> Consigne:
Réécrivez le passage du texte source qui commence aux mots « F. Fillon : S. » et s'arrête après « vous y oblige ? », en remplaçant « réglementation européenne » par « directive européenne ».

> Texte source:
F. Fillon : S. Royal raconte des bêtises car La Poste ne sera pas privatisée.
P. Lapousterle : Sauf s'il y a une réglementation européenne qui vous y oblige ?
F. Fillon : Nous la combattons, cette réglementation européenne, qui ne nous obligerait pas à privatiser La Poste mais qui nous obligerait à mettre en concurrence certains services de La Poste et en particulier, ce que l'on appelle le publipostage, c'est-à-dire une partie du courrier. Ma conviction, la conviction du gouvernement français, c'est que La Poste est un service d'une autre nature que les télécommunications. C'est un service qui joue un rôle très important en matière d'aménagement du territoire et qui ne peut pas être rempli par des progrès techniques, par des investissements mais qui ne peut être rempli que par des hommes sur le terrain. C'est donc un service dont la privatisation ou dont la mise en concurrence se traduirait immanquablement par un abandon d'une politique d'aménagement du territoire et par un retrait dans les secteurs difficiles ; je pense aux banlieues où La Poste joue un rôle social très important. C'est la raison pour laquelle nous sommes totalement opposés à la privatisation de La Poste et à la mise en concurrence du courrier.

> Lignes présentées:
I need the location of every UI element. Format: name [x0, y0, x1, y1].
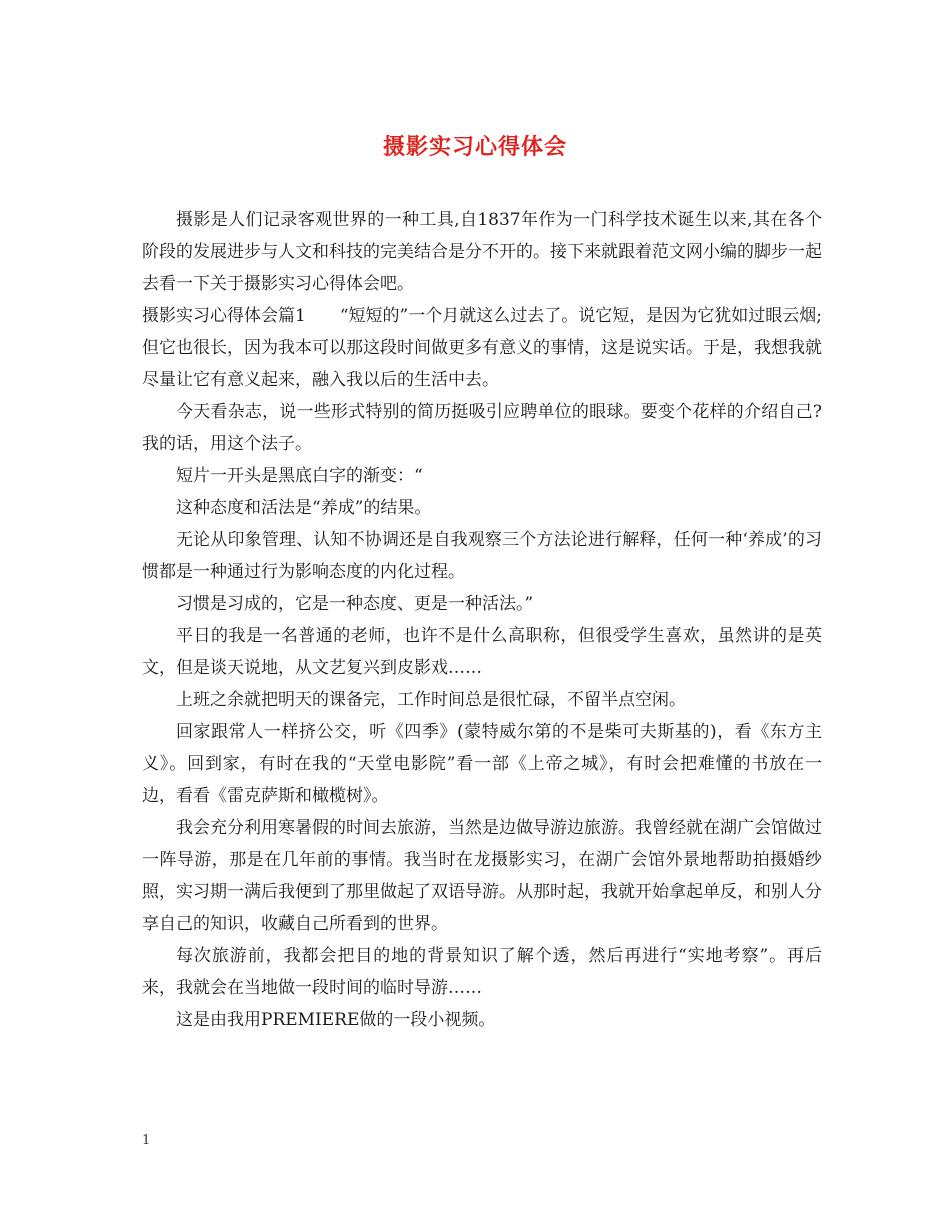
page-number: 1	[142, 1133, 151, 1148]
paragraph: 这是由我用PREMIERE做的一段小视频。	[176, 1010, 496, 1030]
paragraph-section-1-start: 摄影实习心得体会篇1 “短短的”一个月就这么过去了。说它短，是因为它犹如过眼云烟;但它也很长，因为我本可以那这段时间做更多有意义的事情，这是说实话。于是，我想我就尽量让它有意义起来，融入我以后的生活中去。	[142, 306, 822, 390]
paragraph: 这种态度和活法是“养成”的结果。	[176, 498, 432, 518]
paragraph: 无论从印象管理、认知不协调还是自我观察三个方法论进行解释，任何一种‘养成’的习惯都是一种通过行为影响态度的内化过程。	[142, 530, 822, 582]
paragraph: 今天看杂志，说一些形式特别的简历挺吸引应聘单位的眼球。要变个花样的介绍自己?我的话，用这个法子。	[142, 402, 822, 454]
paragraph: 短片一开头是黑底白字的渐变：“	[176, 466, 423, 486]
paragraph: 每次旅游前，我都会把目的地的背景知识了解个透，然后再进行“实地考察”。再后来，我就会在当地做一段时间的临时导游……	[142, 946, 822, 998]
paragraph-intro: 摄影是人们记录客观世界的一种工具,自1837年作为一门科学技术诞生以来,其在各个阶段的发展进步与人文和科技的完美结合是分不开的。接下来就跟着范文网小编的脚步一起去看一下关于摄影实习心得体会吧。	[142, 210, 822, 294]
paragraph: 平日的我是一名普通的老师，也许不是什么高职称，但很受学生喜欢，虽然讲的是英文，但是谈天说地，从文艺复兴到皮影戏……	[142, 626, 822, 678]
paragraph: 回家跟常人一样挤公交，听《四季》(蒙特威尔第的不是柴可夫斯基的)，看《东方主义》。回到家，有时在我的“天堂电影院”看一部《上帝之城》，有时会把难懂的书放在一边，看看《雷克萨斯和橄榄树》。	[142, 722, 822, 806]
paragraph: 习惯是习成的，它是一种态度、更是一种活法。”	[176, 594, 534, 614]
paragraph: 我会充分利用寒暑假的时间去旅游，当然是边做导游边旅游。我曾经就在湖广会馆做过一阵导游，那是在几年前的事情。我当时在龙摄影实习，在湖广会馆外景地帮助拍摄婚纱照，实习期一满后我便到了那里做起了双语导游。从那时起，我就开始拿起单反，和别人分享自己的知识，收藏自己所看到的世界。	[142, 818, 822, 934]
paragraph: 上班之余就把明天的课备完，工作时间总是很忙碌，不留半点空闲。	[176, 690, 686, 710]
document-title: 摄影实习心得体会	[382, 134, 567, 160]
document-body	[142, 204, 822, 1036]
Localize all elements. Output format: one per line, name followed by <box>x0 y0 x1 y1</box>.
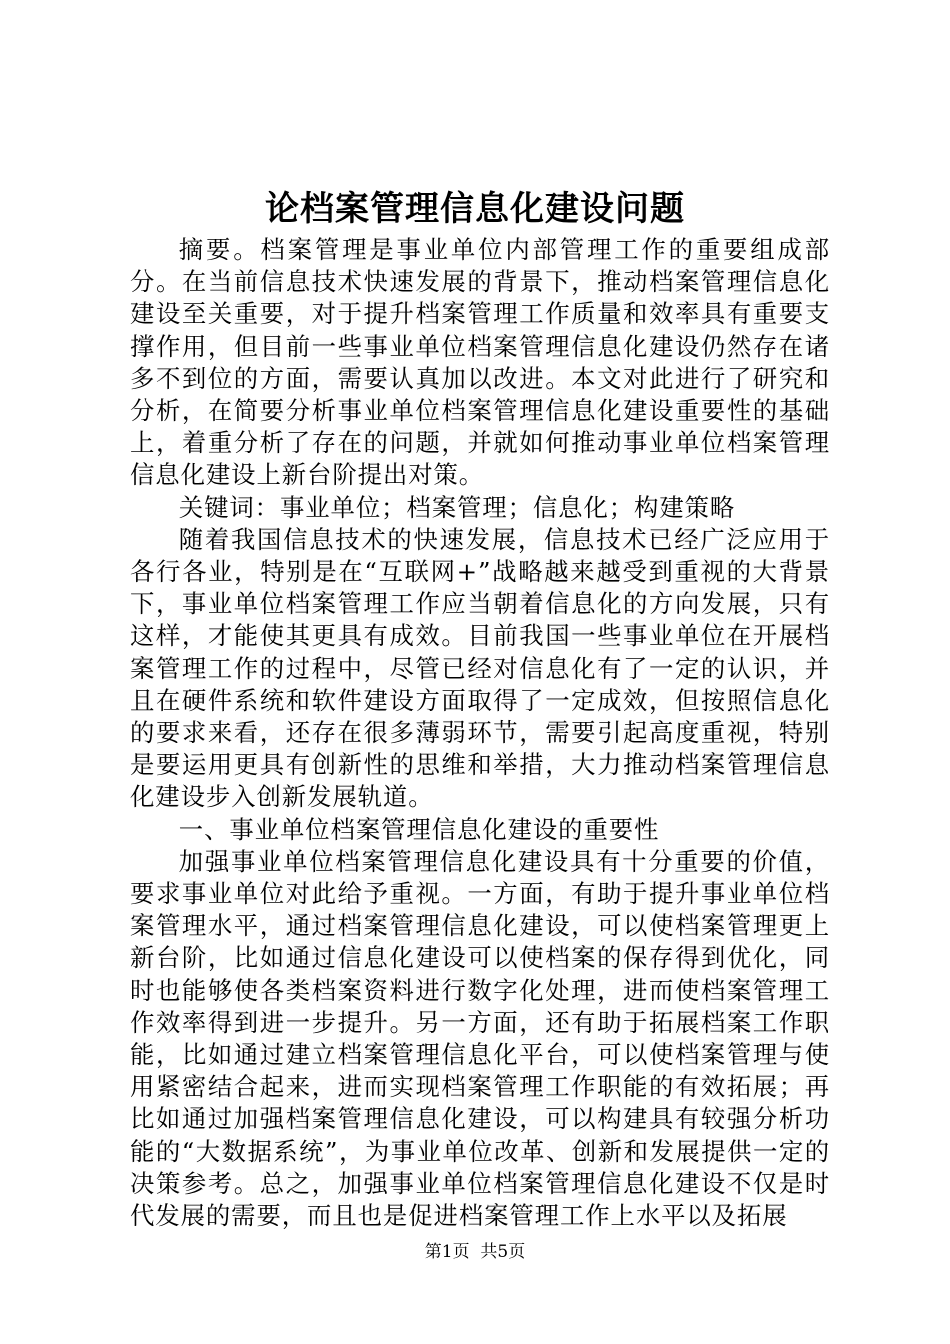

> Réponse complète:
F. Fillon : S. Royal raconte des bêtises car La Poste ne sera pas privatisée.
P. Lapousterle : Sauf s'il y a une directive européenne qui vous y oblige ?